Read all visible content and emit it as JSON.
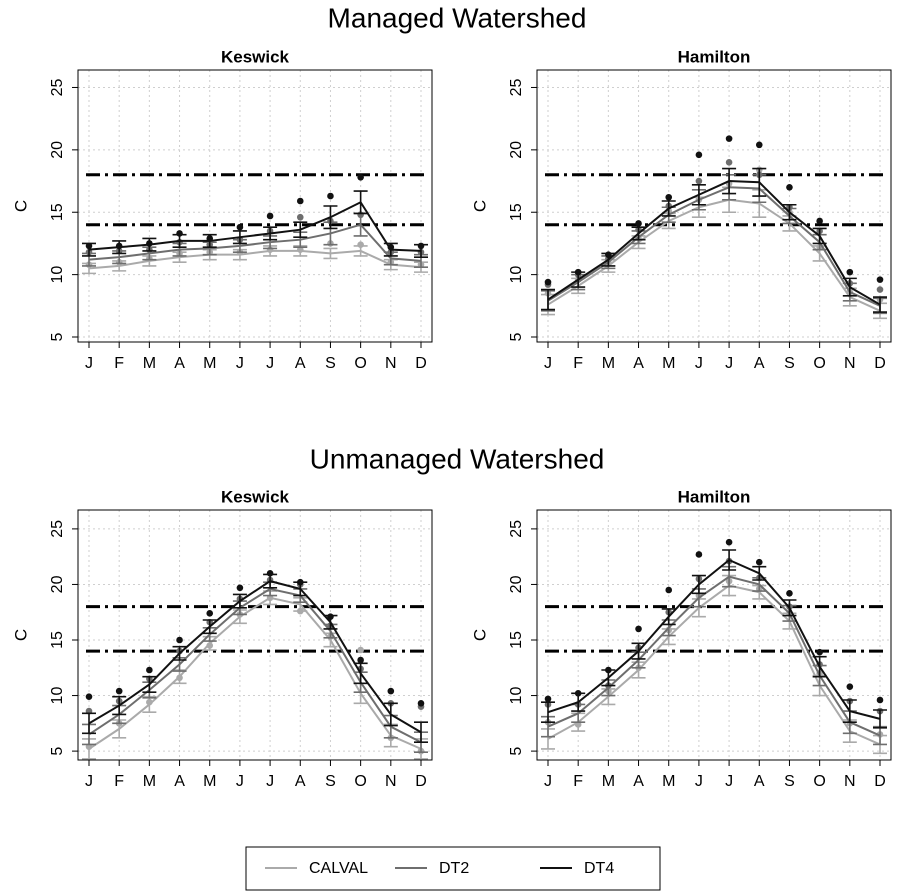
{
  "section_titles": [
    "Managed Watershed",
    "Unmanaged Watershed"
  ],
  "y_label": "C",
  "chart_data": [
    {
      "type": "line",
      "title": "Keswick",
      "categories": [
        "J",
        "F",
        "M",
        "A",
        "M",
        "J",
        "J",
        "A",
        "S",
        "O",
        "N",
        "D"
      ],
      "ylim": [
        4.6,
        26.4
      ],
      "yticks": [
        5,
        10,
        15,
        20,
        25
      ],
      "grid": true,
      "hlines": [
        14,
        18
      ],
      "series": [
        {
          "name": "CALVAL",
          "color": "#aaaaaa",
          "values": [
            10.5,
            10.7,
            11.1,
            11.4,
            11.6,
            11.6,
            11.9,
            11.9,
            11.7,
            11.9,
            10.8,
            10.6
          ],
          "errors": [
            0.4,
            0.4,
            0.4,
            0.4,
            0.4,
            0.4,
            0.4,
            0.4,
            0.4,
            0.4,
            0.4,
            0.4
          ],
          "points": [
            10.8,
            11.0,
            11.3,
            11.7,
            11.8,
            11.8,
            12.0,
            12.0,
            12.5,
            12.4,
            11.0,
            10.8
          ]
        },
        {
          "name": "DT2",
          "color": "#6e6e6e",
          "values": [
            11.2,
            11.4,
            11.7,
            12.0,
            12.1,
            12.3,
            12.6,
            12.8,
            13.3,
            14.0,
            11.3,
            11.1
          ],
          "errors": [
            0.5,
            0.5,
            0.5,
            0.5,
            0.5,
            0.5,
            0.5,
            0.6,
            0.9,
            0.9,
            0.5,
            0.5
          ],
          "points": [
            11.8,
            11.9,
            12.0,
            12.6,
            12.4,
            12.8,
            13.5,
            14.6,
            14.3,
            14.8,
            11.8,
            11.8
          ]
        },
        {
          "name": "DT4",
          "color": "#111111",
          "values": [
            12.0,
            12.2,
            12.4,
            12.7,
            12.7,
            13.0,
            13.3,
            13.6,
            14.6,
            15.8,
            12.0,
            11.9
          ],
          "errors": [
            0.5,
            0.5,
            0.5,
            0.5,
            0.5,
            0.5,
            0.5,
            0.6,
            0.9,
            0.9,
            0.5,
            0.5
          ],
          "points": [
            12.3,
            12.3,
            12.5,
            13.3,
            12.9,
            13.8,
            14.7,
            15.9,
            16.3,
            17.8,
            12.2,
            12.3
          ]
        }
      ]
    },
    {
      "type": "line",
      "title": "Hamilton",
      "categories": [
        "J",
        "F",
        "M",
        "A",
        "M",
        "J",
        "J",
        "A",
        "S",
        "O",
        "N",
        "D"
      ],
      "ylim": [
        4.6,
        26.4
      ],
      "yticks": [
        5,
        10,
        15,
        20,
        25
      ],
      "grid": true,
      "hlines": [
        14,
        18
      ],
      "series": [
        {
          "name": "CALVAL",
          "color": "#aaaaaa",
          "values": [
            7.6,
            9.1,
            10.7,
            12.6,
            14.3,
            15.4,
            16.0,
            15.7,
            14.1,
            11.7,
            8.2,
            7.1
          ],
          "errors": [
            0.8,
            0.6,
            0.5,
            0.5,
            0.6,
            0.8,
            1.0,
            1.1,
            0.6,
            0.6,
            0.7,
            0.6
          ],
          "points": [
            8.5,
            9.6,
            11.0,
            12.9,
            15.1,
            16.0,
            17.3,
            18.4,
            15.0,
            12.2,
            8.6,
            8.0
          ]
        },
        {
          "name": "DT2",
          "color": "#6e6e6e",
          "values": [
            7.9,
            9.4,
            11.0,
            13.0,
            14.8,
            16.0,
            17.0,
            16.9,
            14.7,
            12.6,
            8.6,
            7.5
          ],
          "errors": [
            0.8,
            0.6,
            0.5,
            0.5,
            0.6,
            0.8,
            1.0,
            1.1,
            0.6,
            0.6,
            0.7,
            0.6
          ],
          "points": [
            9.2,
            10.0,
            11.3,
            13.6,
            15.5,
            17.5,
            19.0,
            18.0,
            15.4,
            13.5,
            9.3,
            8.8
          ]
        },
        {
          "name": "DT4",
          "color": "#111111",
          "values": [
            8.0,
            9.6,
            11.2,
            13.3,
            15.3,
            16.4,
            17.5,
            17.4,
            15.0,
            13.1,
            9.0,
            7.6
          ],
          "errors": [
            0.8,
            0.6,
            0.5,
            0.5,
            0.6,
            0.8,
            1.0,
            1.1,
            0.6,
            0.6,
            0.7,
            0.6
          ],
          "points": [
            9.4,
            10.2,
            11.6,
            14.1,
            16.2,
            19.6,
            20.9,
            20.4,
            17.0,
            14.3,
            10.2,
            9.6
          ]
        }
      ]
    },
    {
      "type": "line",
      "title": "Keswick",
      "categories": [
        "J",
        "F",
        "M",
        "A",
        "M",
        "J",
        "J",
        "A",
        "S",
        "O",
        "N",
        "D"
      ],
      "ylim": [
        4.2,
        26.7
      ],
      "yticks": [
        5,
        10,
        15,
        20,
        25
      ],
      "grid": true,
      "hlines": [
        14,
        18
      ],
      "series": [
        {
          "name": "CALVAL",
          "color": "#aaaaaa",
          "values": [
            5.2,
            7.0,
            9.2,
            11.7,
            14.7,
            17.1,
            18.8,
            18.2,
            15.0,
            10.2,
            6.4,
            5.2
          ],
          "errors": [
            0.9,
            0.8,
            0.7,
            0.6,
            0.6,
            0.6,
            0.6,
            0.6,
            0.6,
            0.9,
            1.0,
            0.9
          ],
          "points": [
            5.4,
            7.5,
            9.4,
            11.6,
            14.5,
            17.3,
            18.8,
            17.6,
            15.3,
            14.1,
            6.2,
            5.0
          ]
        },
        {
          "name": "DT2",
          "color": "#6e6e6e",
          "values": [
            6.5,
            8.3,
            10.5,
            12.8,
            15.5,
            17.9,
            19.6,
            19.0,
            15.8,
            11.2,
            7.2,
            5.8
          ],
          "errors": [
            0.9,
            0.8,
            0.7,
            0.6,
            0.6,
            0.6,
            0.6,
            0.6,
            0.6,
            0.9,
            1.0,
            0.9
          ],
          "points": [
            8.6,
            9.5,
            11.5,
            14.0,
            16.6,
            18.7,
            20.4,
            20.0,
            16.3,
            12.4,
            9.3,
            9.0
          ]
        },
        {
          "name": "DT4",
          "color": "#111111",
          "values": [
            7.5,
            9.1,
            11.0,
            13.8,
            16.2,
            18.5,
            20.3,
            19.6,
            16.6,
            12.0,
            8.3,
            6.7
          ],
          "errors": [
            0.9,
            0.8,
            0.7,
            0.6,
            0.6,
            0.6,
            0.6,
            0.6,
            0.6,
            0.9,
            1.0,
            0.9
          ],
          "points": [
            9.9,
            10.4,
            12.3,
            15.0,
            17.4,
            19.7,
            21.0,
            20.2,
            17.1,
            13.2,
            10.4,
            9.3
          ]
        }
      ]
    },
    {
      "type": "line",
      "title": "Hamilton",
      "categories": [
        "J",
        "F",
        "M",
        "A",
        "M",
        "J",
        "J",
        "A",
        "S",
        "O",
        "N",
        "D"
      ],
      "ylim": [
        4.2,
        26.7
      ],
      "yticks": [
        5,
        10,
        15,
        20,
        25
      ],
      "grid": true,
      "hlines": [
        14,
        18
      ],
      "series": [
        {
          "name": "CALVAL",
          "color": "#aaaaaa",
          "values": [
            6.1,
            7.6,
            9.9,
            12.3,
            15.3,
            17.9,
            19.9,
            19.3,
            16.7,
            10.9,
            6.8,
            5.6
          ],
          "errors": [
            0.9,
            0.8,
            0.7,
            0.7,
            0.7,
            0.8,
            0.9,
            0.6,
            0.7,
            0.9,
            1.0,
            0.8
          ],
          "points": [
            7.6,
            7.4,
            10.4,
            12.5,
            15.9,
            19.0,
            20.3,
            19.6,
            17.4,
            12.0,
            7.5,
            6.5
          ]
        },
        {
          "name": "DT2",
          "color": "#6e6e6e",
          "values": [
            7.2,
            8.4,
            10.7,
            13.2,
            16.1,
            18.8,
            20.7,
            20.0,
            17.4,
            11.8,
            7.6,
            6.4
          ],
          "errors": [
            0.9,
            0.8,
            0.7,
            0.7,
            0.7,
            0.8,
            0.9,
            0.6,
            0.7,
            0.9,
            1.0,
            0.8
          ],
          "points": [
            9.2,
            9.2,
            10.9,
            14.3,
            17.5,
            20.5,
            22.1,
            20.6,
            18.0,
            12.8,
            9.5,
            8.6
          ]
        },
        {
          "name": "DT4",
          "color": "#111111",
          "values": [
            8.5,
            9.4,
            11.6,
            14.0,
            17.1,
            20.0,
            22.2,
            21.0,
            17.9,
            12.6,
            8.6,
            7.9
          ],
          "errors": [
            0.9,
            0.8,
            0.7,
            0.7,
            0.7,
            0.8,
            0.9,
            0.6,
            0.7,
            0.9,
            1.0,
            0.8
          ],
          "points": [
            9.7,
            10.2,
            12.3,
            16.0,
            19.5,
            22.7,
            23.8,
            22.0,
            19.2,
            13.9,
            10.8,
            9.6
          ]
        }
      ]
    }
  ]
}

> [TASK REQUIREMENTS]: Pick out the lines containing the string "Watershed" and show them.

> [WRITTEN SOLUTION]:
    "Managed Watershed",
    "Unmanaged Watershed"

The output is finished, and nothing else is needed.